__WHAT YOU WILL DO__
- a) From the page on printing etexts below, reproduce the passage between "# Create HTML" and "from the Postscript.", inclusive.
- b) According to the page on printing etexts below, why is the LaTeX option worth considering over the HTML default? Answer in one to three sentences.
- c) Render this sentence from the page on printing etexts below in Spanish: "This can be done with the freely available PSUtils tools."

Printing or converting to PDF, via HTML

Another thing you might want to do, of course, is to make a hardcopy of the reformatted etext. You can do this by printing directly from your browser, but the typical browser does not do a great job of making the HTML (however well it has been created) print like a book. Several options are available, such as loading the HTML into Microsoft Word, and printing it from there. A better method is to use one of the freely available HTML-to-Postscript conversion utilities to create a Postscript or PDF version of the book. This is, perhaps, easier if you are a Linux/BSD user than if you are a Windows user. To create the various PDF samples that appear on this website, I used (on Linux) the free utility html2ps, along with various custom configuration files that you can get from my download page.

Here is what the complete sequence of steps looked like, in Linux, for converting the sample etext to PDF format:

# Create HTML from the PG etext.
GutenMark bldhb10.txt bldhb10.html
# Create 8.5"x5.5" Postscript, hyphenated, from the HTML.
html2ps -H -f half12schoolbook.rc bldhb10.html > bldhb10.ps
# Create PDF from the Postscript.
ps2pdf bldhb10.ps

Or, in Linux, we could simply have printed it rather than creating PDF, by replacing the final command with

# Print the Postscript file.
lpr bldhb10.ps

Another interesting thing you can do is to print in booklet format -- two pages on the front and two pages on the back of standard letter-sized paper, with the pages reordered so the whole mess can be folded or cut into half-letter sized pages. This can be done with the freely available PSUtils tools. In Linux, you'd replace the ps2pdf step with this:

# Form the Postscript pages into a "signature":
psbook bldhb10.ps signature.ps
# Combine the pages 2-up.
pstops "2:0L@1.0(8.5in,0)+1L@1.0(8.5in,5.5in)" signature.ps booklet.ps
# Pull off the odd-numbered 2-up pages, in reverse order.
psselect -o -r booklet.ps frontsides.ps
# Pull off the even-numbered 2-up pages, in normal order.
psselect -e booklet.ps backsides.ps
# Print it.
lpr frontsides.ps
... feed the paper back into the printer ...
lpr backsides.ps

Printing or converting to PDF, via LaTeX

Overview

While LaTeX-based output from GutenMark lags that of HTML-based output in terms of maturity, in versions 20020616 and later it has become pretty satisfactory. And because the ability to produce visually attractive printouts or PDF from LaTeX is so much better than from HTML, it is definitely worth considering the use of the LaTeX option rather than the HTML default.

__RECORD EXTRACTS__
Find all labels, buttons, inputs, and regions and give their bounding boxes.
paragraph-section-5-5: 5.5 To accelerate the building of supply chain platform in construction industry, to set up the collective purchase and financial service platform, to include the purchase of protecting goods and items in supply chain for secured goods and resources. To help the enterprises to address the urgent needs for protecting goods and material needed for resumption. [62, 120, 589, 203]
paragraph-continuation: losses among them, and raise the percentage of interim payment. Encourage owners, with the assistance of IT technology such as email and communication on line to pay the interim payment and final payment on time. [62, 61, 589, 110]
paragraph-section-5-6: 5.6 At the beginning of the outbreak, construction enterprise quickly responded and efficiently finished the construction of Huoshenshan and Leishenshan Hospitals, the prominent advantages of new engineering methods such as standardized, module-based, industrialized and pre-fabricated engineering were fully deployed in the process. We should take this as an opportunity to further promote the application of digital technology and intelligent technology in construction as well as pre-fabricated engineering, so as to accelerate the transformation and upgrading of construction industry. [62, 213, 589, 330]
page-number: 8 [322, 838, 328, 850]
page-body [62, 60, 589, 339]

__OUTPUTS FOR THE TASKS__
- a)
# Create HTML from the PG etext.
GutenMark bldhb10.txt bldhb10.html
# Create 8.5"x5.5" Postscript, hyphenated, from the HTML.
html2ps -H -f half12schoolbook.rc bldhb10.html > bldhb10.ps
# Create PDF from the Postscript.

- b) Producing visually attractive printouts or PDF from LaTeX is much better than from HTML. That advantage makes the LaTeX option worth considering, even though GutenMark's LaTeX-based output is less mature than its HTML-based output.

- c) Esto se puede hacer con las herramientas PSUtils, disponibles gratuitamente.